• Requirements
Find every line with the word "these". Copy those lines.

• Input data
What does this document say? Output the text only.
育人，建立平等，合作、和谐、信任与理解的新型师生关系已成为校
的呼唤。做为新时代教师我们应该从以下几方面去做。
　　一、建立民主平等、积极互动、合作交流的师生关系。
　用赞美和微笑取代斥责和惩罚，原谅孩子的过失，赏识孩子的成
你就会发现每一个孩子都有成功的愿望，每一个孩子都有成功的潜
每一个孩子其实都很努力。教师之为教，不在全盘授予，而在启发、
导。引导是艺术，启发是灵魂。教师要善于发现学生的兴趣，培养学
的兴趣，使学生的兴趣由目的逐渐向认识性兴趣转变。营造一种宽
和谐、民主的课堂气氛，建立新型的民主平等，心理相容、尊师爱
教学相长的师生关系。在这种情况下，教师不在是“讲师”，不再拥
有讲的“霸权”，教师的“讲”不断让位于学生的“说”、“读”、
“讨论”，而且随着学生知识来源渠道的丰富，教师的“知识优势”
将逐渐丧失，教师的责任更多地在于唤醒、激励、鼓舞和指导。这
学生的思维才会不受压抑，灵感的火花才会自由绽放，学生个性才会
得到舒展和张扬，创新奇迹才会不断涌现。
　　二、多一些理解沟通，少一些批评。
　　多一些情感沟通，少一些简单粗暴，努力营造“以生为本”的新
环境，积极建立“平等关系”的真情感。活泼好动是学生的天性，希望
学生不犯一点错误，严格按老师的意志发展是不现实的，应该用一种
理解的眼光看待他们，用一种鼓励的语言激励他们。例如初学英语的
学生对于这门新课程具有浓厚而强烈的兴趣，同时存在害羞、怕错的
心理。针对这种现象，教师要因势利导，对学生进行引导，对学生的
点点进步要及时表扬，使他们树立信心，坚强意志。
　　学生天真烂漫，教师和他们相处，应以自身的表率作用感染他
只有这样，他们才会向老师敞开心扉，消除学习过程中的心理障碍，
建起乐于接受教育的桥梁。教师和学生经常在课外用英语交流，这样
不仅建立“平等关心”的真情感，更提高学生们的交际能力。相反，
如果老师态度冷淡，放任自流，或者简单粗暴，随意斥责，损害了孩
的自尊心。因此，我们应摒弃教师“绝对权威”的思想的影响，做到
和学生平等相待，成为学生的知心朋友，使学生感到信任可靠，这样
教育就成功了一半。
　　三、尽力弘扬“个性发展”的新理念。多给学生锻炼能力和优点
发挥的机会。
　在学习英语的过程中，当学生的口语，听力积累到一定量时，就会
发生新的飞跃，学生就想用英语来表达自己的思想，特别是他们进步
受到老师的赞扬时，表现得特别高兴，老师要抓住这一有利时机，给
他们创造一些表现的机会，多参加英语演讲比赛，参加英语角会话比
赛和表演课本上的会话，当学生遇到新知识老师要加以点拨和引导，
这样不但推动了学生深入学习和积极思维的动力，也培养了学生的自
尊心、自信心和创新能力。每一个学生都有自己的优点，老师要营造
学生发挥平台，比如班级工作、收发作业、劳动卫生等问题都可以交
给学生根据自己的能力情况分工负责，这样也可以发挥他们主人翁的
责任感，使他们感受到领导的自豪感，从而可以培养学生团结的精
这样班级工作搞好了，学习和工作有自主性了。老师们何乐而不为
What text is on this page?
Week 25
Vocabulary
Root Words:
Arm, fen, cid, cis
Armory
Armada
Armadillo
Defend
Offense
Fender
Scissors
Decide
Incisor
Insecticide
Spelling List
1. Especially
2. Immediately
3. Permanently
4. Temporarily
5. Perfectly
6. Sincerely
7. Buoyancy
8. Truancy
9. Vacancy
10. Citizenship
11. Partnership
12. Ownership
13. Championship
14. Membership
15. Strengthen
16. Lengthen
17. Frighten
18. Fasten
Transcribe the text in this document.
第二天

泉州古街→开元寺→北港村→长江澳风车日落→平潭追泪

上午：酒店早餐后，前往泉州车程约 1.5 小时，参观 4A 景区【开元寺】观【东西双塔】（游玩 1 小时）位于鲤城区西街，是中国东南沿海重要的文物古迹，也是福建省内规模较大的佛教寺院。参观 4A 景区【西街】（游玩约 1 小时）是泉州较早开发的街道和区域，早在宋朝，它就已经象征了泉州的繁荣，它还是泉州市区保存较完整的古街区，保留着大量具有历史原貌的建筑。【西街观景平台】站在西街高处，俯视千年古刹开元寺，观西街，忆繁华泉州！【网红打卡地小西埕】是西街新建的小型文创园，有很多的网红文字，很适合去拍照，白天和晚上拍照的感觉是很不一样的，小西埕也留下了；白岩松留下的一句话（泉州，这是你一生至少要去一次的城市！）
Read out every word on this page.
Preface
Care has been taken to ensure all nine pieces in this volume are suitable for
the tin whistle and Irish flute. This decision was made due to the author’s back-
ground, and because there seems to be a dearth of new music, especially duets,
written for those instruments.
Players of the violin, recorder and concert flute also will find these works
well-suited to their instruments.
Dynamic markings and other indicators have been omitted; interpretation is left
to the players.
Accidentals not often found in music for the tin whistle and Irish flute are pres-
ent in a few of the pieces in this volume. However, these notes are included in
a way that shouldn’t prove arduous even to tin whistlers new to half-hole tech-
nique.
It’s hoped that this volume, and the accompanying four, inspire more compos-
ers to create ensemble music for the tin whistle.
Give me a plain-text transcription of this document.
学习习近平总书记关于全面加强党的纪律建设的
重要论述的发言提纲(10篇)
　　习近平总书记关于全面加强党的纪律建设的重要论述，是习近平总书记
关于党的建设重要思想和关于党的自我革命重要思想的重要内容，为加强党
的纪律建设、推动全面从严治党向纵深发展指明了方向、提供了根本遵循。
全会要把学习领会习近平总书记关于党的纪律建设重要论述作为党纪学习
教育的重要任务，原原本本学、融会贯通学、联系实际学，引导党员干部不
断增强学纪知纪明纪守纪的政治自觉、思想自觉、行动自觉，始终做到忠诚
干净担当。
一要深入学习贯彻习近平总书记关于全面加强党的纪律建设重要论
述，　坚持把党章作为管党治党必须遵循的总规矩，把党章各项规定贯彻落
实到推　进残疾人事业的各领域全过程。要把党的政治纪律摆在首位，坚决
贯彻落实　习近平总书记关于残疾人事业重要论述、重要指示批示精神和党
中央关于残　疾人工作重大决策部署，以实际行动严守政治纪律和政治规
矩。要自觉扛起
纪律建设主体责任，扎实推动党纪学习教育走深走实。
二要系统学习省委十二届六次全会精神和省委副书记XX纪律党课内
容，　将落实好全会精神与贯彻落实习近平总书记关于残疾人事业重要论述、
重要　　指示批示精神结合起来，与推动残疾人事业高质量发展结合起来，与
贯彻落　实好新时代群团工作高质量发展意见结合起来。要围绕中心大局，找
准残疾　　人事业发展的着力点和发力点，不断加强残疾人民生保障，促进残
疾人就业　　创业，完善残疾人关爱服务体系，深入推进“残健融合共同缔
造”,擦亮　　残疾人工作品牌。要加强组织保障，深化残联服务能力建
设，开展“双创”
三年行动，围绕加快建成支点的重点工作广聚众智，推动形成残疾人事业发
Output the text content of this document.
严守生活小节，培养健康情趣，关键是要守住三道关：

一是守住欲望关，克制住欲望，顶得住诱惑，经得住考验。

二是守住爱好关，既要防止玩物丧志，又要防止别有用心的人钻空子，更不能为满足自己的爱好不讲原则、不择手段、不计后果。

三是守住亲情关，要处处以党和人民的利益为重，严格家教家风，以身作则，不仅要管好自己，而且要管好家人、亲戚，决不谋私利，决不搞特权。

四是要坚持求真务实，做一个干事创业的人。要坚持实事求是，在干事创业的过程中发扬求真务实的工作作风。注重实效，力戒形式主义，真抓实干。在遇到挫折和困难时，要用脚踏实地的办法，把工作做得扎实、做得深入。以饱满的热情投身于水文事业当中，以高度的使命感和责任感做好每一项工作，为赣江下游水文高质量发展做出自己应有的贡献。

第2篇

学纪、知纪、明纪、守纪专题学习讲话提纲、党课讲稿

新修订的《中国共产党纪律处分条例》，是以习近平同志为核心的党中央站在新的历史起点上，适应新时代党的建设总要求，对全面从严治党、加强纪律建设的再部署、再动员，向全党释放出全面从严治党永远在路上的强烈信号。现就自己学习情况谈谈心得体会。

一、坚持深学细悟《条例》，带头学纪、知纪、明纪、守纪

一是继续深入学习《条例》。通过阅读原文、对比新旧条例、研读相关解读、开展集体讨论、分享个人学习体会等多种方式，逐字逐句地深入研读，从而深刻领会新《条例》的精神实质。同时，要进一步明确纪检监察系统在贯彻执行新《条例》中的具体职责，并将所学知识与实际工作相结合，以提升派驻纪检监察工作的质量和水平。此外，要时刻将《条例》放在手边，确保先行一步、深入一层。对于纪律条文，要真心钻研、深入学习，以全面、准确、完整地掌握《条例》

• The reply
Players of the violin, recorder and concert flute also will find these works
ent in a few of the pieces in this volume. However, these notes are included in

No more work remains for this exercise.